PROBLEM:
Give a verbatim copy of the lines below, minus the pictures.

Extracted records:
-.-.-
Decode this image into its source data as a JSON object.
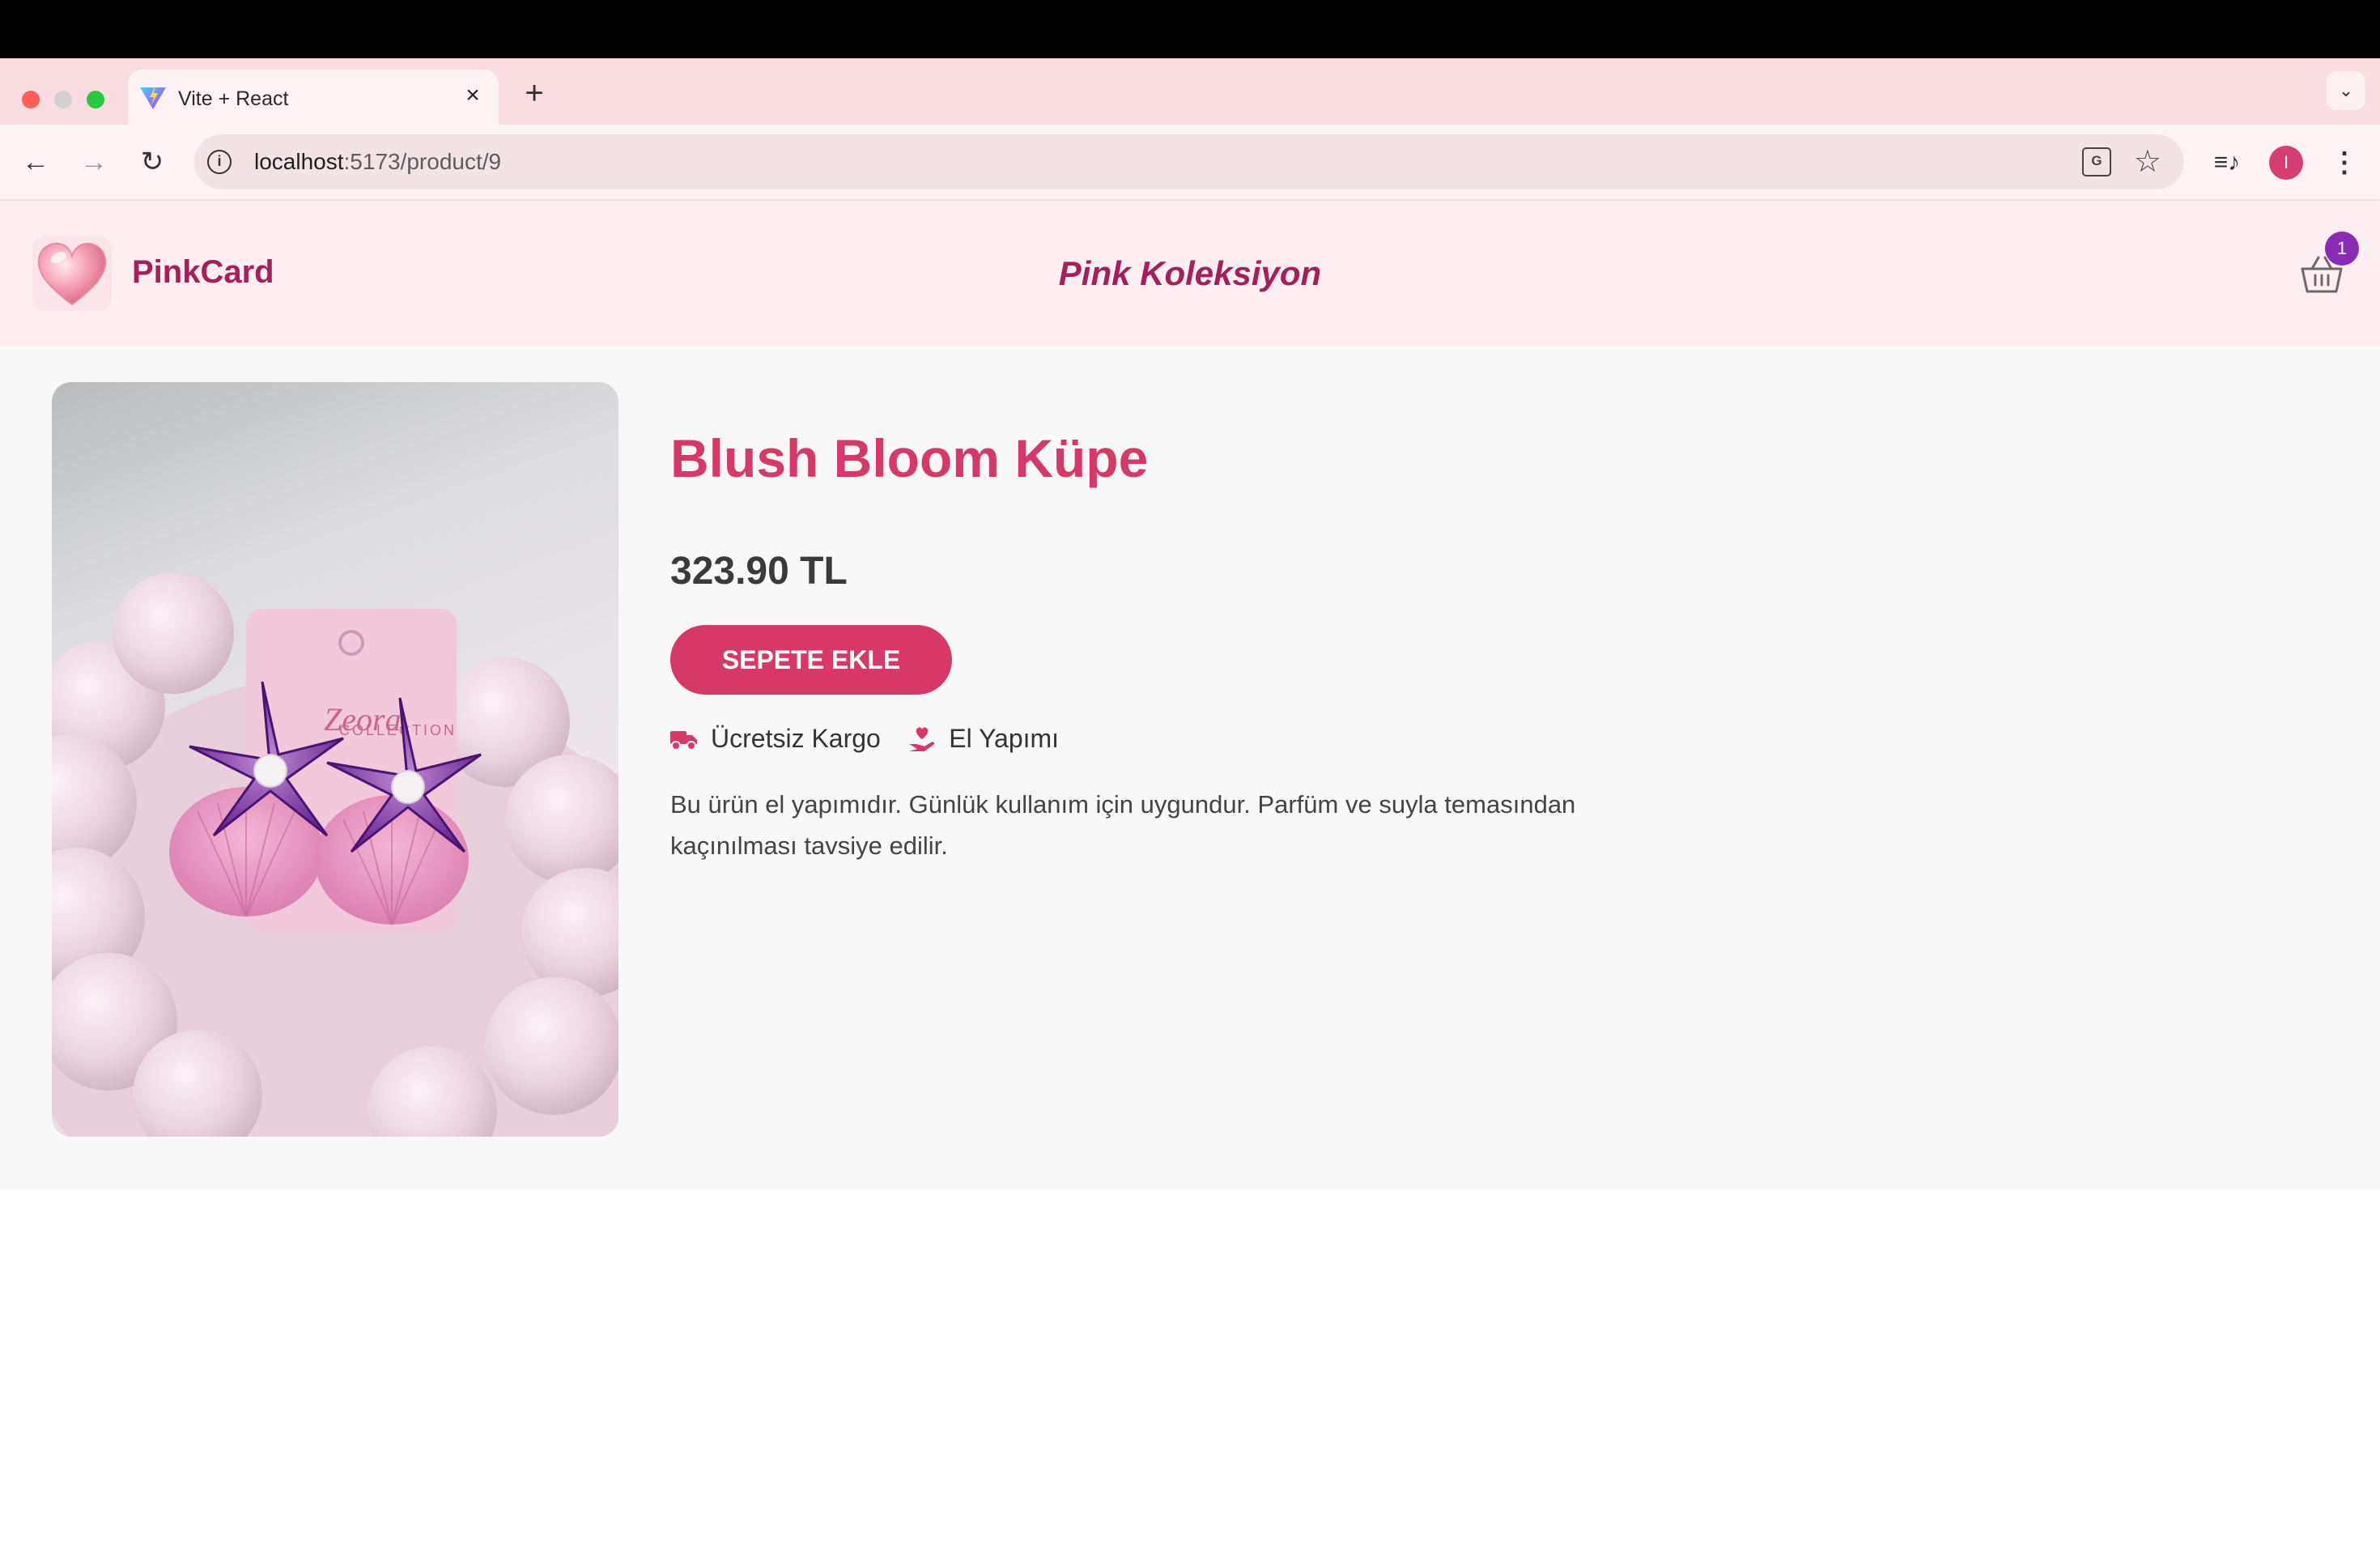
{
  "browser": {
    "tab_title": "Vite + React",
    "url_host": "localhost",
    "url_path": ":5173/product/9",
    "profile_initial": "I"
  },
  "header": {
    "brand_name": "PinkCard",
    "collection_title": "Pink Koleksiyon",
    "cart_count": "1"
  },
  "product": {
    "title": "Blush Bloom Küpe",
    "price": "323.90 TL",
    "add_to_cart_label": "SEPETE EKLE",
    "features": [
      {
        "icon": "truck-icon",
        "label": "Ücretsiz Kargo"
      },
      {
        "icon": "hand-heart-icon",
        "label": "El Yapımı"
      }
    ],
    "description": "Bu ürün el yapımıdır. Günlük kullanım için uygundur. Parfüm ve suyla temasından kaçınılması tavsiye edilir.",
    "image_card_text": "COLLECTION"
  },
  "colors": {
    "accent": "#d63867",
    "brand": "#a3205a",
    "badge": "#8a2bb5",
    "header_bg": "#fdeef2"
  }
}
-.-.-
COMPLETED EXERCISE:
Decode this image into its source data as a JSON object.
{
  "browser": {
    "tab_title": "Vite + React",
    "url_host": "localhost",
    "url_path": ":5173/product/9",
    "profile_initial": "I"
  },
  "header": {
    "brand_name": "PinkCard",
    "collection_title": "Pink Koleksiyon",
    "cart_count": "1"
  },
  "product": {
    "title": "Blush Bloom Küpe",
    "price": "323.90 TL",
    "add_to_cart_label": "SEPETE EKLE",
    "features": [
      {
        "icon": "truck-icon",
        "label": "Ücretsiz Kargo"
      },
      {
        "icon": "hand-heart-icon",
        "label": "El Yapımı"
      }
    ],
    "description": "Bu ürün el yapımıdır. Günlük kullanım için uygundur. Parfüm ve suyla temasından kaçınılması tavsiye edilir.",
    "image_card_text": "COLLECTION"
  },
  "colors": {
    "accent": "#d63867",
    "brand": "#a3205a",
    "badge": "#8a2bb5",
    "header_bg": "#fdeef2"
  }
}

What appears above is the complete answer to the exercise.